— Job —
Extract all of the data and reproduce it precisely.

Stored records
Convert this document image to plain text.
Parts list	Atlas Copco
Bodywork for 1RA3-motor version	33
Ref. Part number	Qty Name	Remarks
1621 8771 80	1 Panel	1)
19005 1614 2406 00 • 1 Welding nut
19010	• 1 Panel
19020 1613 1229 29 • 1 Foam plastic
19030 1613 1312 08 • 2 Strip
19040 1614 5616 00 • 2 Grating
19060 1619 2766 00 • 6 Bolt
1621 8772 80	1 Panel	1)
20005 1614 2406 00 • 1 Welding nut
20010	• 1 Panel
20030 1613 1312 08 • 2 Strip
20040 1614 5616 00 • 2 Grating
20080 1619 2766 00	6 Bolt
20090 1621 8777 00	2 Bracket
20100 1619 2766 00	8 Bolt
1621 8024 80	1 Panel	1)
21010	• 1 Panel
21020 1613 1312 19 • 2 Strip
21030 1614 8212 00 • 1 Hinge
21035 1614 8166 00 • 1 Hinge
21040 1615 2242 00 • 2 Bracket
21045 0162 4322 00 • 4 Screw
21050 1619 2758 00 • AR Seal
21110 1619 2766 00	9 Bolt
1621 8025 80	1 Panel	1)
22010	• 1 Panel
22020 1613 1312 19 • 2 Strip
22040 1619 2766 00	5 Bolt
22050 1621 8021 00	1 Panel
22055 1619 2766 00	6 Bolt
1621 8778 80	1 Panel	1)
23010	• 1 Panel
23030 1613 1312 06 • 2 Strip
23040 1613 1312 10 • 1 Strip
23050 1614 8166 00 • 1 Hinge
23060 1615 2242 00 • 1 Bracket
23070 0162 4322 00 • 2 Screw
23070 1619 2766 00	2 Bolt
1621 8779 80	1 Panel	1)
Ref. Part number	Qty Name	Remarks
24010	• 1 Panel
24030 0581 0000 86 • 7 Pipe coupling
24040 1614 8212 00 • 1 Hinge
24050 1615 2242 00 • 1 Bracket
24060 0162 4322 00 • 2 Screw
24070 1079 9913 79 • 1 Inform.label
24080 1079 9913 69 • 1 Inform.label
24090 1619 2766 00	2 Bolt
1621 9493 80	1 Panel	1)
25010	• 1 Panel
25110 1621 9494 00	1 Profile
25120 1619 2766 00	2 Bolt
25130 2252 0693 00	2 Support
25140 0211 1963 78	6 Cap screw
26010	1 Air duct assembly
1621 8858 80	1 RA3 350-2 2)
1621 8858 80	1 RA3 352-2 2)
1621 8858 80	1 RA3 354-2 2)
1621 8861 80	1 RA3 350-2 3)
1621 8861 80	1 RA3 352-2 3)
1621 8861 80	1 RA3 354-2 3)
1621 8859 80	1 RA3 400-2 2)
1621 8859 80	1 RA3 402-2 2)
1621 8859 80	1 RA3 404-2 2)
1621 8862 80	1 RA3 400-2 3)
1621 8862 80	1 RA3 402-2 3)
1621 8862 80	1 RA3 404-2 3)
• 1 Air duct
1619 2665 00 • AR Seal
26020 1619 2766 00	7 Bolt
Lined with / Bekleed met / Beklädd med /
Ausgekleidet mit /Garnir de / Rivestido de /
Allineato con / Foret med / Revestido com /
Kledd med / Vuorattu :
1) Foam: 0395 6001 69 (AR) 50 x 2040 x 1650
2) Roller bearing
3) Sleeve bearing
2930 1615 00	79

— Answer to this problem —
Convert this document image to plain text.
Parts list	Atlas Copco
Bodywork for 1RA3-motor version	33
Ref. Part number	Qty Name	Remarks
1621 8771 80	1 Panel	1)
19005 1614 2406 00 • 1 Welding nut
19010	• 1 Panel
19020 1613 1229 29 • 1 Foam plastic
19030 1613 1312 08 • 2 Strip
19040 1614 5616 00 • 2 Grating
19060 1619 2766 00 • 6 Bolt
1621 8772 80	1 Panel	1)
20005 1614 2406 00 • 1 Welding nut
20010	• 1 Panel
20030 1613 1312 08 • 2 Strip
20040 1614 5616 00 • 2 Grating
20080 1619 2766 00	6 Bolt
20090 1621 8777 00	2 Bracket
20100 1619 2766 00	8 Bolt
1621 8024 80	1 Panel	1)
21010	• 1 Panel
21020 1613 1312 19 • 2 Strip
21030 1614 8212 00 • 1 Hinge
21035 1614 8166 00 • 1 Hinge
21040 1615 2242 00 • 2 Bracket
21045 0162 4322 00 • 4 Screw
21050 1619 2758 00 • AR Seal
21110 1619 2766 00	9 Bolt
1621 8025 80	1 Panel	1)
22010	• 1 Panel
22020 1613 1312 19 • 2 Strip
22040 1619 2766 00	5 Bolt
22050 1621 8021 00	1 Panel
22055 1619 2766 00	6 Bolt
1621 8778 80	1 Panel	1)
23010	• 1 Panel
23030 1613 1312 06 • 2 Strip
23040 1613 1312 10 • 1 Strip
23050 1614 8166 00 • 1 Hinge
23060 1615 2242 00 • 1 Bracket
23070 0162 4322 00 • 2 Screw
23070 1619 2766 00	2 Bolt
1621 8779 80	1 Panel	1)
Ref. Part number	Qty Name	Remarks
24010	• 1 Panel
24030 0581 0000 86 • 7 Pipe coupling
24040 1614 8212 00 • 1 Hinge
24050 1615 2242 00 • 1 Bracket
24060 0162 4322 00 • 2 Screw
24070 1079 9913 79 • 1 Inform.label
24080 1079 9913 69 • 1 Inform.label
24090 1619 2766 00	2 Bolt
1621 9493 80	1 Panel	1)
25010	• 1 Panel
25110 1621 9494 00	1 Profile
25120 1619 2766 00	2 Bolt
25130 2252 0693 00	2 Support
25140 0211 1963 78	6 Cap screw
26010	1 Air duct assembly
1621 8858 80	1 RA3 350-2 2)
1621 8858 80	1 RA3 352-2 2)
1621 8858 80	1 RA3 354-2 2)
1621 8861 80	1 RA3 350-2 3)
1621 8861 80	1 RA3 352-2 3)
1621 8861 80	1 RA3 354-2 3)
1621 8859 80	1 RA3 400-2 2)
1621 8859 80	1 RA3 402-2 2)
1621 8859 80	1 RA3 404-2 2)
1621 8862 80	1 RA3 400-2 3)
1621 8862 80	1 RA3 402-2 3)
1621 8862 80	1 RA3 404-2 3)
• 1 Air duct
1619 2665 00 • AR Seal
26020 1619 2766 00	7 Bolt
Lined with / Bekleed met / Beklädd med /
Ausgekleidet mit /Garnir de / Rivestido de /
Allineato con / Foret med / Revestido com /
Kledd med / Vuorattu :
1) Foam: 0395 6001 69 (AR) 50 x 2040 x 1650
2) Roller bearing
3) Sleeve bearing
2930 1615 00	79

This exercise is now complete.